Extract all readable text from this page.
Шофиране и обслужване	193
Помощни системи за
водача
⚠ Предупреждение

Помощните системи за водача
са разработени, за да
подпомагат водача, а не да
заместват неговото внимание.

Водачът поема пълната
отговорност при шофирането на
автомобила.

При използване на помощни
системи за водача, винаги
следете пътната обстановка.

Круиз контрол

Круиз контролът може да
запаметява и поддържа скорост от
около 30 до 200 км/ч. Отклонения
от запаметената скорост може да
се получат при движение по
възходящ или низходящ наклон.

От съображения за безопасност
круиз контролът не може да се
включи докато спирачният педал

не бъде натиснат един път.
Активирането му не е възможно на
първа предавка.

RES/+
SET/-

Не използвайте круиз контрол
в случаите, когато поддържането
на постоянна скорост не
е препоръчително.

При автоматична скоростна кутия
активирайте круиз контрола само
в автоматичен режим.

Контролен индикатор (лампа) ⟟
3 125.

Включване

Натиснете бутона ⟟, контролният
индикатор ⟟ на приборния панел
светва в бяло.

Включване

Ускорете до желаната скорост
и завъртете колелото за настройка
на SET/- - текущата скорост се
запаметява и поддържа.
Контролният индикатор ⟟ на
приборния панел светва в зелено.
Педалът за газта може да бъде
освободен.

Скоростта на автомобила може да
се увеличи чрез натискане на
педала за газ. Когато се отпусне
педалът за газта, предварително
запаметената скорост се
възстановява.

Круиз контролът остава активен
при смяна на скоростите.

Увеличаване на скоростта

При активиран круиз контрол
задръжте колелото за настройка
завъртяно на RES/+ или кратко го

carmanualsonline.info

◆ Challenge
Take the records above and return them exactly as written.

◆ The answer
Extract all readable text from this page.
Шофиране и обслужване	193
Помощни системи за
водача
⚠ Предупреждение

Помощните системи за водача
са разработени, за да
подпомагат водача, а не да
заместват неговото внимание.

Водачът поема пълната
отговорност при шофирането на
автомобила.

При използване на помощни
системи за водача, винаги
следете пътната обстановка.

Круиз контрол

Круиз контролът може да
запаметява и поддържа скорост от
около 30 до 200 км/ч. Отклонения
от запаметената скорост може да
се получат при движение по
възходящ или низходящ наклон.

От съображения за безопасност
круиз контролът не може да се
включи докато спирачният педал

не бъде натиснат един път.
Активирането му не е възможно на
първа предавка.

RES/+
SET/-

Не използвайте круиз контрол
в случаите, когато поддържането
на постоянна скорост не
е препоръчително.

При автоматична скоростна кутия
активирайте круиз контрола само
в автоматичен режим.

Контролен индикатор (лампа) ⟟
3 125.

Включване

Натиснете бутона ⟟, контролният
индикатор ⟟ на приборния панел
светва в бяло.

Включване

Ускорете до желаната скорост
и завъртете колелото за настройка
на SET/- - текущата скорост се
запаметява и поддържа.
Контролният индикатор ⟟ на
приборния панел светва в зелено.
Педалът за газта може да бъде
освободен.

Скоростта на автомобила може да
се увеличи чрез натискане на
педала за газ. Когато се отпусне
педалът за газта, предварително
запаметената скорост се
възстановява.

Круиз контролът остава активен
при смяна на скоростите.

Увеличаване на скоростта

При активиран круиз контрол
задръжте колелото за настройка
завъртяно на RES/+ или кратко го

carmanualsonline.info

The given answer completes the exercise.